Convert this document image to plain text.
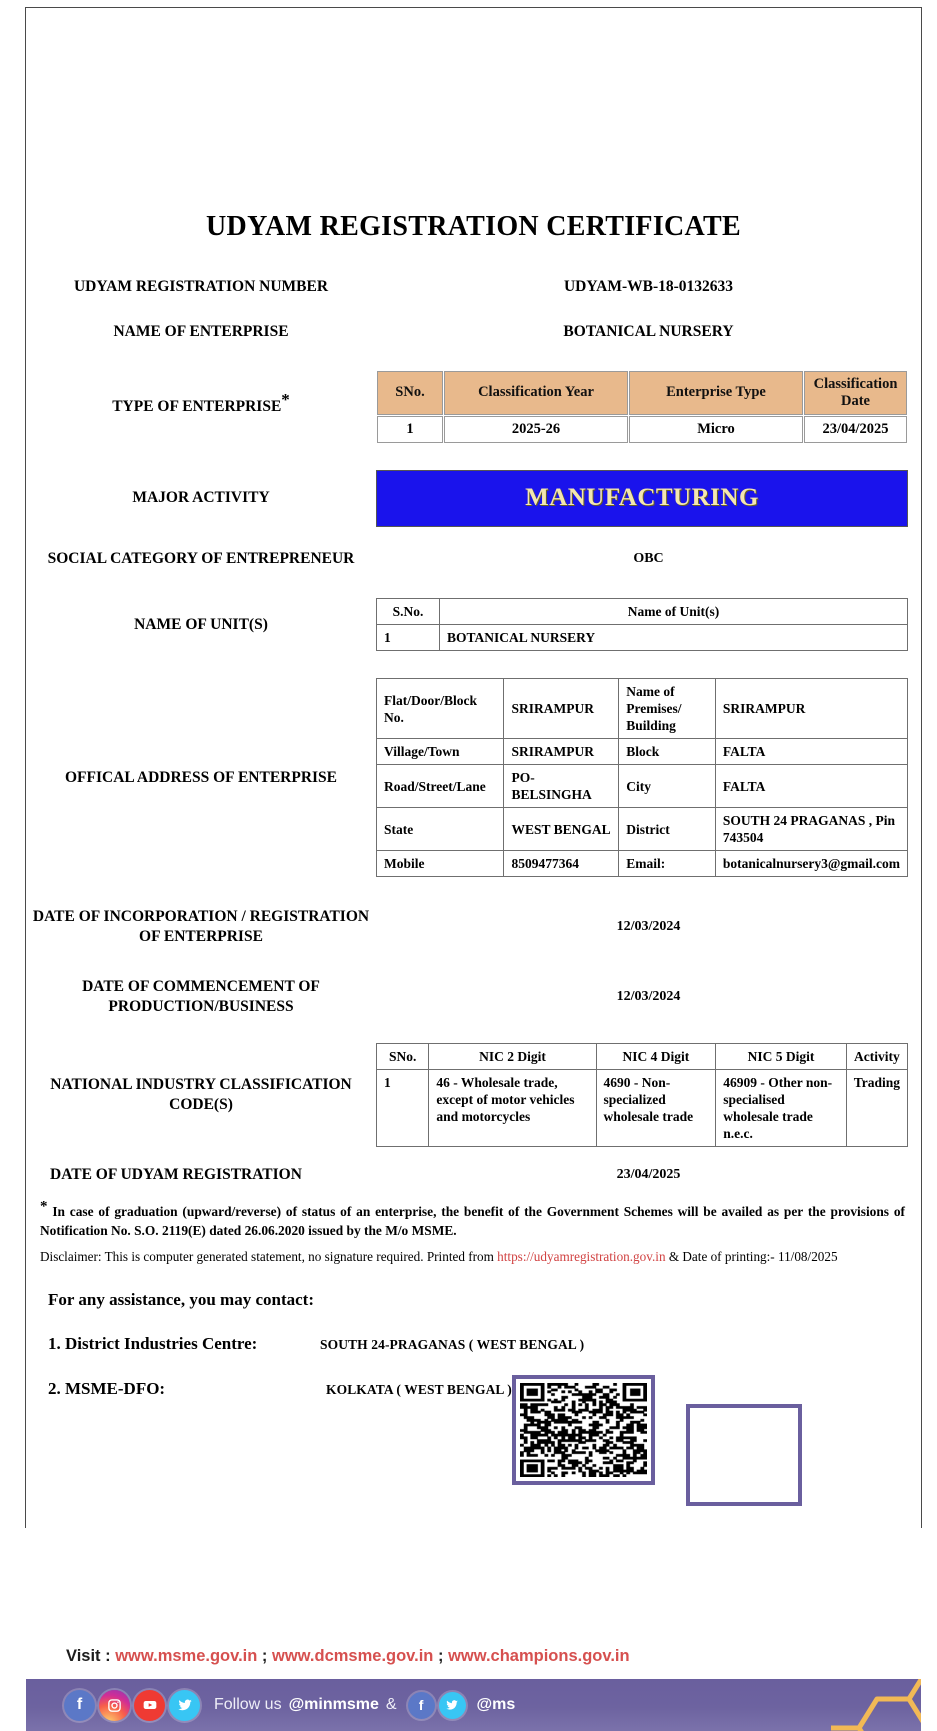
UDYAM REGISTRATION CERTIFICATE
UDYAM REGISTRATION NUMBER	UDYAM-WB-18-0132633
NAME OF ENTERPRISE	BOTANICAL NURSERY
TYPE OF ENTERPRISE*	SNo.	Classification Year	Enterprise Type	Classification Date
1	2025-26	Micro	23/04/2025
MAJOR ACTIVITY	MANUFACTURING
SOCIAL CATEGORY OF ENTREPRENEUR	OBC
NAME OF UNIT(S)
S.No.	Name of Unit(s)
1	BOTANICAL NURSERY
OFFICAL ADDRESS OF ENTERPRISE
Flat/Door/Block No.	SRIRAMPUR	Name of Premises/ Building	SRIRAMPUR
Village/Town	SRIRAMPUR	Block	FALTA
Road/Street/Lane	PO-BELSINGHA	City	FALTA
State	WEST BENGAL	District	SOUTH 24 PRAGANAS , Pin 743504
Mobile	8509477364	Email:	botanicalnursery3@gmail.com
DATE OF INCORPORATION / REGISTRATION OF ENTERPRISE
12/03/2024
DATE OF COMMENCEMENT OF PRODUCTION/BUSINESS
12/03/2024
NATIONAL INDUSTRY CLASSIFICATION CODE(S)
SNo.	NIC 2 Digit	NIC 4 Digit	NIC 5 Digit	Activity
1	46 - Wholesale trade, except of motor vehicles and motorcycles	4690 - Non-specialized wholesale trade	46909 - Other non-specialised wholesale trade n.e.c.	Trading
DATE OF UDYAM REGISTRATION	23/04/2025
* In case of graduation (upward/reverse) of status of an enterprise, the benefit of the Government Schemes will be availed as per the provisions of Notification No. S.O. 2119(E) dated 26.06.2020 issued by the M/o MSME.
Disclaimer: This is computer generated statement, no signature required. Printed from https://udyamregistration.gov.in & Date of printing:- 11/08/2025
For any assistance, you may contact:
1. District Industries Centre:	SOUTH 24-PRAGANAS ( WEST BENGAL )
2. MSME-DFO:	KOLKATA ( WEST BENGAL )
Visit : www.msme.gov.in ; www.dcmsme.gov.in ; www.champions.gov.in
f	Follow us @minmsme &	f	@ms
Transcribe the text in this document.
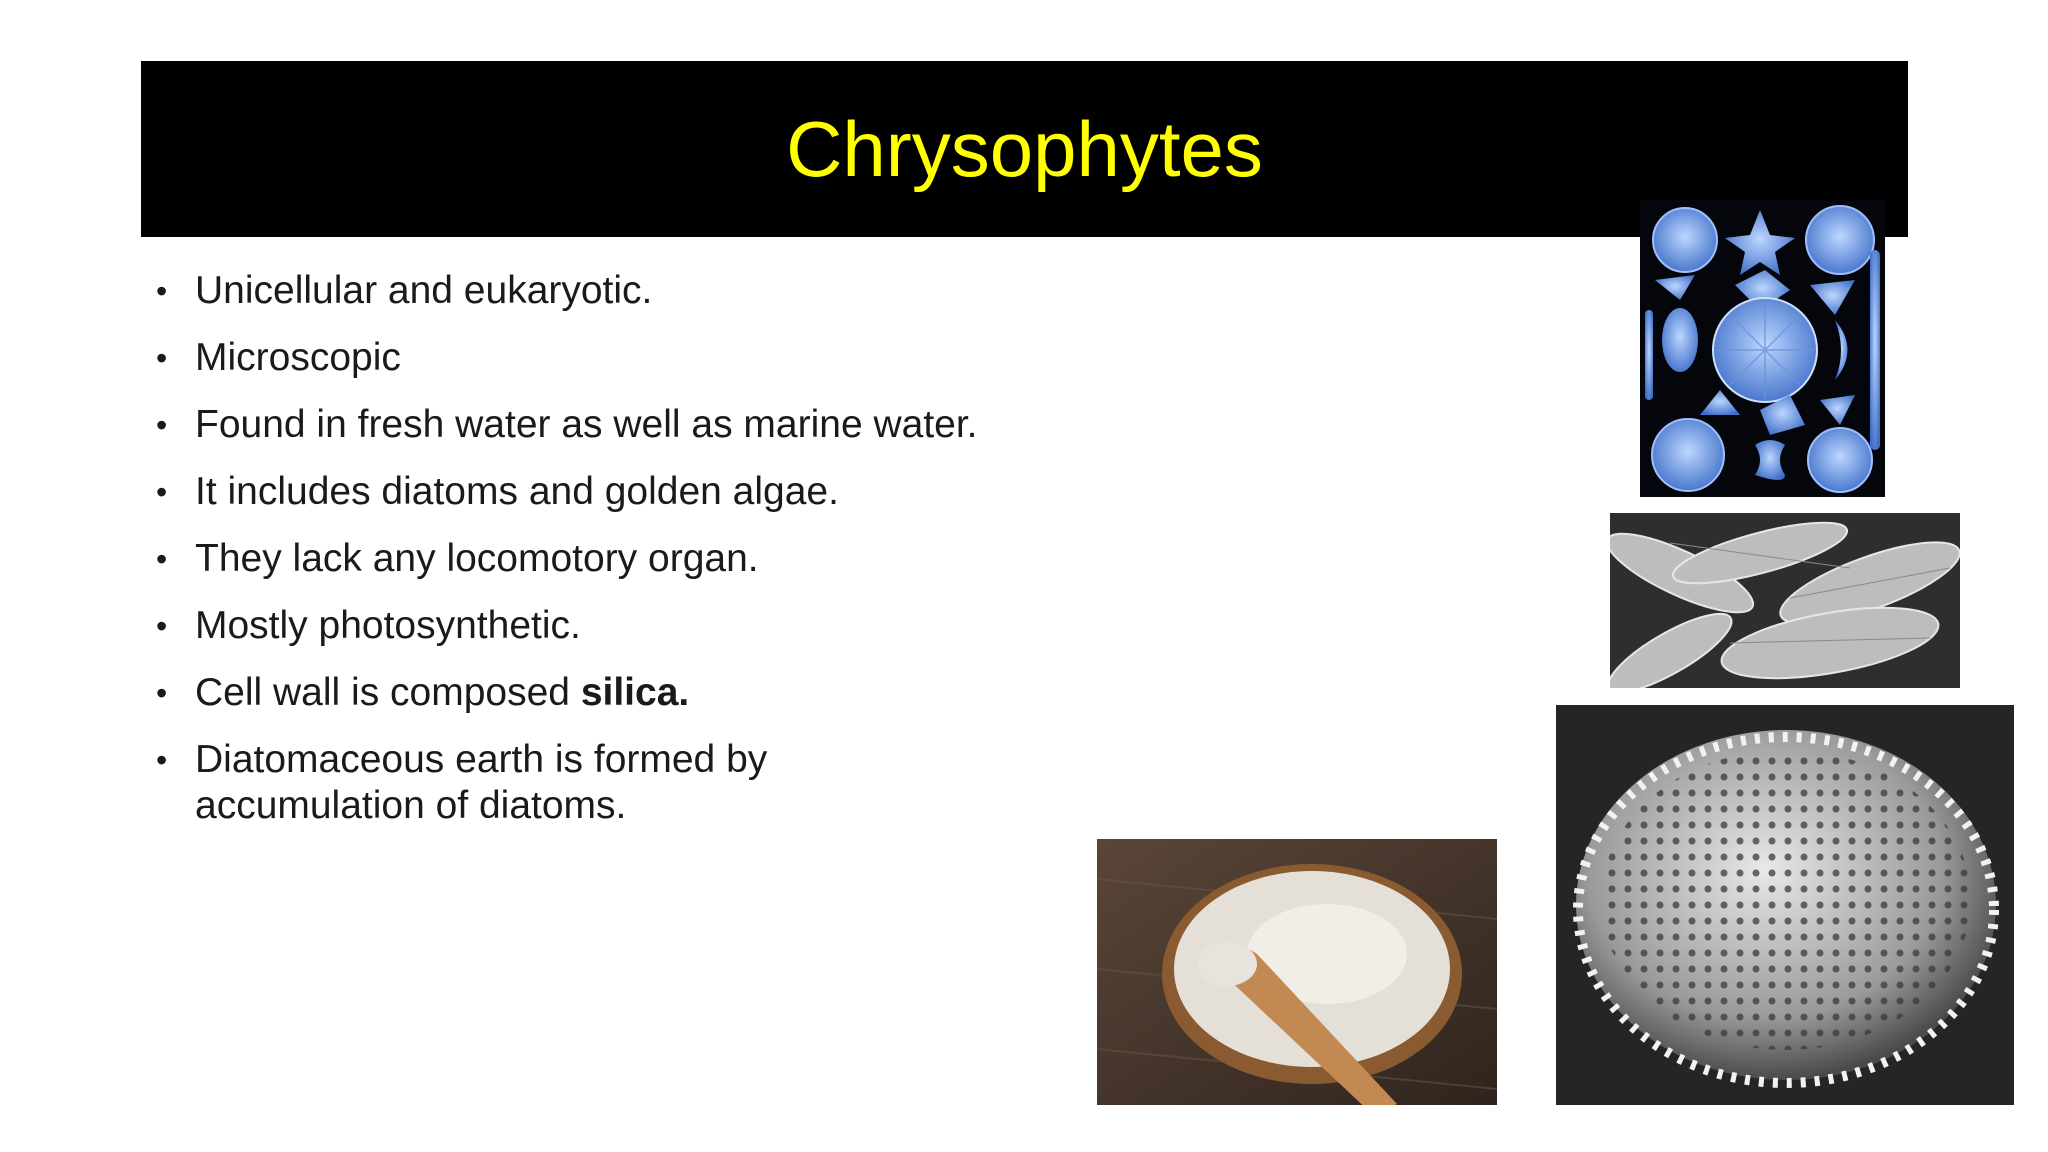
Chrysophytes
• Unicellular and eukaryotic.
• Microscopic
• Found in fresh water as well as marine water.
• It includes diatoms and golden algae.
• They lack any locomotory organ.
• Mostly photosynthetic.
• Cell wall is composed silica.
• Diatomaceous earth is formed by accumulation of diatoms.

**What you are asked to do:** Report how many lines in the records above contain the word "SRIRAMPUR", giving only the number.

**Output for this exercise:** 2